■ WHAT IS NEEDED ■
In the material below, list every line carrying the string "Precision".

>> start EXTRACTED ENTRIES

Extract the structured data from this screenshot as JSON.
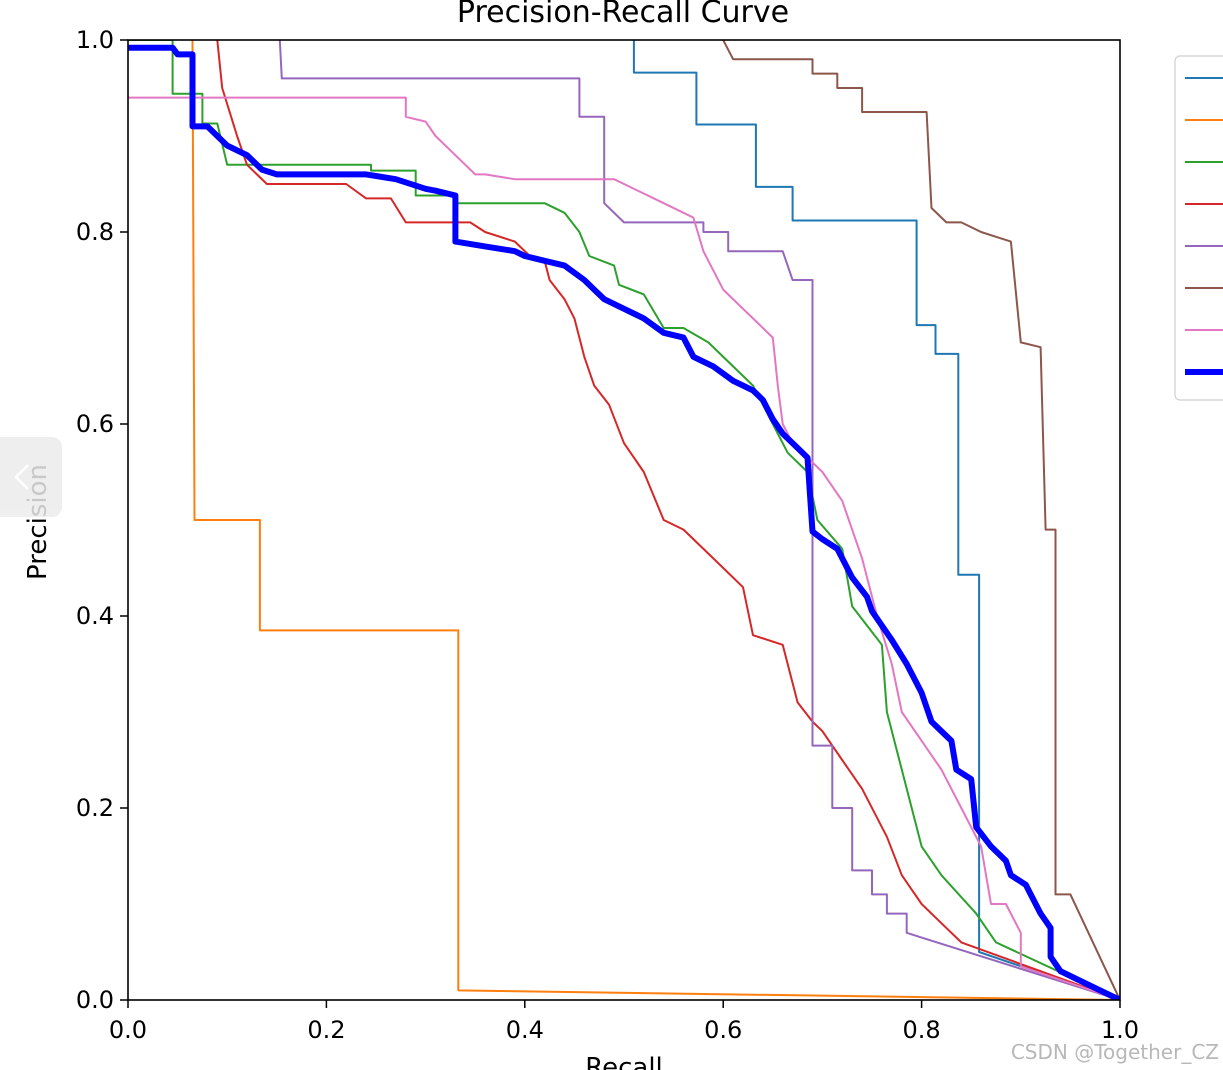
{
  "chart_data": {
    "type": "line",
    "title": "Precision-Recall Curve",
    "xlabel": "Recall",
    "ylabel": "Precision",
    "xlim": [
      0,
      1
    ],
    "ylim": [
      0,
      1
    ],
    "xticks": [
      "0.0",
      "0.2",
      "0.4",
      "0.6",
      "0.8",
      "1.0"
    ],
    "yticks": [
      "0.0",
      "0.2",
      "0.4",
      "0.6",
      "0.8",
      "1.0"
    ],
    "grid": false,
    "legend": "outside-right",
    "series": [
      {
        "color": "#1f77b4",
        "width": 2,
        "points": [
          [
            0.51,
            1.0
          ],
          [
            0.51,
            0.966
          ],
          [
            0.573,
            0.966
          ],
          [
            0.573,
            0.912
          ],
          [
            0.633,
            0.912
          ],
          [
            0.633,
            0.847
          ],
          [
            0.67,
            0.847
          ],
          [
            0.67,
            0.812
          ],
          [
            0.795,
            0.812
          ],
          [
            0.795,
            0.703
          ],
          [
            0.814,
            0.703
          ],
          [
            0.814,
            0.673
          ],
          [
            0.837,
            0.673
          ],
          [
            0.837,
            0.443
          ],
          [
            0.858,
            0.443
          ],
          [
            0.858,
            0.05
          ],
          [
            1.0,
            0.0
          ]
        ]
      },
      {
        "color": "#ff7f0e",
        "width": 2,
        "points": [
          [
            0.065,
            1.0
          ],
          [
            0.067,
            0.5
          ],
          [
            0.133,
            0.5
          ],
          [
            0.133,
            0.385
          ],
          [
            0.333,
            0.385
          ],
          [
            0.333,
            0.01
          ],
          [
            1.0,
            0.0
          ]
        ]
      },
      {
        "color": "#2ca02c",
        "width": 2,
        "points": [
          [
            0.0,
            1.0
          ],
          [
            0.045,
            1.0
          ],
          [
            0.045,
            0.944
          ],
          [
            0.075,
            0.944
          ],
          [
            0.075,
            0.913
          ],
          [
            0.09,
            0.913
          ],
          [
            0.1,
            0.87
          ],
          [
            0.14,
            0.87
          ],
          [
            0.245,
            0.87
          ],
          [
            0.245,
            0.864
          ],
          [
            0.29,
            0.864
          ],
          [
            0.29,
            0.838
          ],
          [
            0.33,
            0.838
          ],
          [
            0.33,
            0.83
          ],
          [
            0.36,
            0.83
          ],
          [
            0.42,
            0.83
          ],
          [
            0.44,
            0.82
          ],
          [
            0.455,
            0.8
          ],
          [
            0.465,
            0.775
          ],
          [
            0.49,
            0.765
          ],
          [
            0.495,
            0.745
          ],
          [
            0.52,
            0.735
          ],
          [
            0.54,
            0.7
          ],
          [
            0.56,
            0.7
          ],
          [
            0.585,
            0.685
          ],
          [
            0.61,
            0.66
          ],
          [
            0.63,
            0.64
          ],
          [
            0.65,
            0.6
          ],
          [
            0.665,
            0.57
          ],
          [
            0.685,
            0.55
          ],
          [
            0.695,
            0.5
          ],
          [
            0.72,
            0.47
          ],
          [
            0.73,
            0.41
          ],
          [
            0.76,
            0.37
          ],
          [
            0.765,
            0.3
          ],
          [
            0.79,
            0.2
          ],
          [
            0.8,
            0.16
          ],
          [
            0.82,
            0.13
          ],
          [
            0.855,
            0.09
          ],
          [
            0.875,
            0.06
          ],
          [
            1.0,
            0.0
          ]
        ]
      },
      {
        "color": "#d62728",
        "width": 2,
        "points": [
          [
            0.09,
            1.0
          ],
          [
            0.095,
            0.95
          ],
          [
            0.11,
            0.9
          ],
          [
            0.12,
            0.87
          ],
          [
            0.14,
            0.85
          ],
          [
            0.22,
            0.85
          ],
          [
            0.24,
            0.835
          ],
          [
            0.265,
            0.835
          ],
          [
            0.28,
            0.81
          ],
          [
            0.345,
            0.81
          ],
          [
            0.36,
            0.8
          ],
          [
            0.39,
            0.79
          ],
          [
            0.405,
            0.775
          ],
          [
            0.42,
            0.77
          ],
          [
            0.425,
            0.75
          ],
          [
            0.44,
            0.73
          ],
          [
            0.45,
            0.71
          ],
          [
            0.46,
            0.67
          ],
          [
            0.47,
            0.64
          ],
          [
            0.485,
            0.62
          ],
          [
            0.5,
            0.58
          ],
          [
            0.52,
            0.55
          ],
          [
            0.54,
            0.5
          ],
          [
            0.56,
            0.49
          ],
          [
            0.59,
            0.46
          ],
          [
            0.62,
            0.43
          ],
          [
            0.63,
            0.38
          ],
          [
            0.66,
            0.37
          ],
          [
            0.675,
            0.31
          ],
          [
            0.69,
            0.29
          ],
          [
            0.7,
            0.28
          ],
          [
            0.72,
            0.25
          ],
          [
            0.74,
            0.22
          ],
          [
            0.765,
            0.17
          ],
          [
            0.78,
            0.13
          ],
          [
            0.8,
            0.1
          ],
          [
            0.82,
            0.08
          ],
          [
            0.84,
            0.06
          ],
          [
            1.0,
            0.0
          ]
        ]
      },
      {
        "color": "#9467bd",
        "width": 2,
        "points": [
          [
            0.153,
            1.0
          ],
          [
            0.155,
            0.96
          ],
          [
            0.455,
            0.96
          ],
          [
            0.455,
            0.92
          ],
          [
            0.48,
            0.92
          ],
          [
            0.48,
            0.83
          ],
          [
            0.5,
            0.81
          ],
          [
            0.58,
            0.81
          ],
          [
            0.58,
            0.8
          ],
          [
            0.605,
            0.8
          ],
          [
            0.605,
            0.78
          ],
          [
            0.66,
            0.78
          ],
          [
            0.67,
            0.75
          ],
          [
            0.69,
            0.75
          ],
          [
            0.69,
            0.265
          ],
          [
            0.71,
            0.265
          ],
          [
            0.71,
            0.2
          ],
          [
            0.73,
            0.2
          ],
          [
            0.73,
            0.135
          ],
          [
            0.75,
            0.135
          ],
          [
            0.75,
            0.11
          ],
          [
            0.765,
            0.11
          ],
          [
            0.765,
            0.09
          ],
          [
            0.785,
            0.09
          ],
          [
            0.785,
            0.07
          ],
          [
            0.8,
            0.065
          ],
          [
            1.0,
            0.0
          ]
        ]
      },
      {
        "color": "#8c564b",
        "width": 2,
        "points": [
          [
            0.6,
            1.0
          ],
          [
            0.61,
            0.98
          ],
          [
            0.69,
            0.98
          ],
          [
            0.69,
            0.965
          ],
          [
            0.715,
            0.965
          ],
          [
            0.715,
            0.95
          ],
          [
            0.74,
            0.95
          ],
          [
            0.74,
            0.925
          ],
          [
            0.805,
            0.925
          ],
          [
            0.81,
            0.825
          ],
          [
            0.825,
            0.81
          ],
          [
            0.84,
            0.81
          ],
          [
            0.86,
            0.8
          ],
          [
            0.875,
            0.795
          ],
          [
            0.89,
            0.79
          ],
          [
            0.9,
            0.685
          ],
          [
            0.92,
            0.68
          ],
          [
            0.925,
            0.49
          ],
          [
            0.935,
            0.49
          ],
          [
            0.935,
            0.11
          ],
          [
            0.95,
            0.11
          ],
          [
            1.0,
            0.0
          ]
        ]
      },
      {
        "color": "#e377c2",
        "width": 2,
        "points": [
          [
            0.0,
            0.94
          ],
          [
            0.28,
            0.94
          ],
          [
            0.28,
            0.92
          ],
          [
            0.3,
            0.915
          ],
          [
            0.31,
            0.9
          ],
          [
            0.33,
            0.88
          ],
          [
            0.35,
            0.86
          ],
          [
            0.36,
            0.86
          ],
          [
            0.39,
            0.855
          ],
          [
            0.49,
            0.855
          ],
          [
            0.5,
            0.85
          ],
          [
            0.54,
            0.83
          ],
          [
            0.56,
            0.82
          ],
          [
            0.57,
            0.815
          ],
          [
            0.58,
            0.78
          ],
          [
            0.59,
            0.76
          ],
          [
            0.6,
            0.74
          ],
          [
            0.62,
            0.72
          ],
          [
            0.63,
            0.71
          ],
          [
            0.65,
            0.69
          ],
          [
            0.655,
            0.64
          ],
          [
            0.66,
            0.6
          ],
          [
            0.67,
            0.58
          ],
          [
            0.7,
            0.55
          ],
          [
            0.72,
            0.52
          ],
          [
            0.74,
            0.46
          ],
          [
            0.755,
            0.4
          ],
          [
            0.77,
            0.35
          ],
          [
            0.78,
            0.3
          ],
          [
            0.8,
            0.27
          ],
          [
            0.82,
            0.24
          ],
          [
            0.84,
            0.2
          ],
          [
            0.86,
            0.16
          ],
          [
            0.87,
            0.1
          ],
          [
            0.885,
            0.1
          ],
          [
            0.9,
            0.07
          ],
          [
            0.9,
            0.035
          ],
          [
            1.0,
            0.0
          ]
        ]
      },
      {
        "color": "#0000ff",
        "width": 6,
        "points": [
          [
            0.0,
            0.992
          ],
          [
            0.045,
            0.992
          ],
          [
            0.05,
            0.985
          ],
          [
            0.065,
            0.985
          ],
          [
            0.065,
            0.91
          ],
          [
            0.08,
            0.91
          ],
          [
            0.09,
            0.9
          ],
          [
            0.1,
            0.89
          ],
          [
            0.12,
            0.88
          ],
          [
            0.13,
            0.87
          ],
          [
            0.135,
            0.865
          ],
          [
            0.15,
            0.86
          ],
          [
            0.24,
            0.86
          ],
          [
            0.27,
            0.855
          ],
          [
            0.3,
            0.845
          ],
          [
            0.31,
            0.843
          ],
          [
            0.33,
            0.838
          ],
          [
            0.33,
            0.79
          ],
          [
            0.36,
            0.785
          ],
          [
            0.39,
            0.78
          ],
          [
            0.4,
            0.775
          ],
          [
            0.42,
            0.77
          ],
          [
            0.44,
            0.765
          ],
          [
            0.46,
            0.75
          ],
          [
            0.47,
            0.74
          ],
          [
            0.48,
            0.73
          ],
          [
            0.5,
            0.72
          ],
          [
            0.52,
            0.71
          ],
          [
            0.54,
            0.695
          ],
          [
            0.56,
            0.69
          ],
          [
            0.57,
            0.67
          ],
          [
            0.59,
            0.66
          ],
          [
            0.61,
            0.645
          ],
          [
            0.63,
            0.635
          ],
          [
            0.64,
            0.625
          ],
          [
            0.65,
            0.605
          ],
          [
            0.66,
            0.59
          ],
          [
            0.675,
            0.575
          ],
          [
            0.685,
            0.565
          ],
          [
            0.69,
            0.488
          ],
          [
            0.7,
            0.48
          ],
          [
            0.715,
            0.47
          ],
          [
            0.73,
            0.44
          ],
          [
            0.745,
            0.42
          ],
          [
            0.75,
            0.405
          ],
          [
            0.77,
            0.375
          ],
          [
            0.785,
            0.35
          ],
          [
            0.8,
            0.32
          ],
          [
            0.81,
            0.29
          ],
          [
            0.82,
            0.28
          ],
          [
            0.83,
            0.27
          ],
          [
            0.835,
            0.24
          ],
          [
            0.85,
            0.23
          ],
          [
            0.855,
            0.18
          ],
          [
            0.87,
            0.16
          ],
          [
            0.885,
            0.145
          ],
          [
            0.89,
            0.13
          ],
          [
            0.905,
            0.12
          ],
          [
            0.92,
            0.09
          ],
          [
            0.93,
            0.075
          ],
          [
            0.93,
            0.045
          ],
          [
            0.94,
            0.03
          ],
          [
            0.96,
            0.02
          ],
          [
            0.98,
            0.01
          ],
          [
            1.0,
            0.0
          ]
        ]
      }
    ]
  },
  "watermark": "CSDN @Together_CZ"
}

>> end EXTRACTED ENTRIES

■ THE SOLUTION ■
    "title": "Precision-Recall Curve",
    "ylabel": "Precision",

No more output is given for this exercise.